WORKING DATA START
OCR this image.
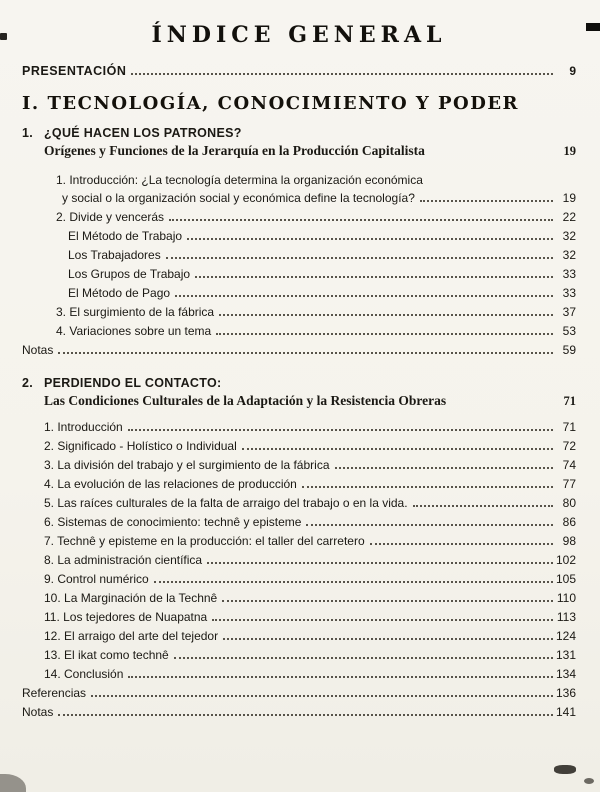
ÍNDICE GENERAL
PRESENTACIÓN	9
I. TECNOLOGÍA, CONOCIMIENTO Y PODER
1. ¿QUÉ HACEN LOS PATRONES?
Orígenes y Funciones de la Jerarquía en la Producción Capitalista	19
1. Introducción: ¿La tecnología determina la organización económica
y social o la organización social y económica define la tecnología?	19
2. Divide y vencerás	22
El Método de Trabajo	32
Los Trabajadores	32
Los Grupos de Trabajo	33
El Método de Pago	33
3. El surgimiento de la fábrica	37
4. Variaciones sobre un tema	53
Notas	59
2. PERDIENDO EL CONTACTO:
Las Condiciones Culturales de la Adaptación y la Resistencia Obreras	71
1. Introducción	71
2. Significado - Holístico o Individual	72
3. La división del trabajo y el surgimiento de la fábrica	74
4. La evolución de las relaciones de producción	77
5. Las raíces culturales de la falta de arraigo del trabajo o en la vida.	80
6. Sistemas de conocimiento: technê y episteme	86
7. Technê y episteme en la producción: el taller del carretero	98
8. La administración científica	102
9. Control numérico	105
10. La Marginación de la Technê	110
11. Los tejedores de Nuapatna	113
12. El arraigo del arte del tejedor	124
13. El ikat como technê	131
14. Conclusión	134
Referencias	136
Notas	141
WORKING DATA END
**DIRECTIONS**
The answer should be one number, namely how many lines of the entries above include the string "arraigo".

**RESPONSE TO THIS EXERCISE**
2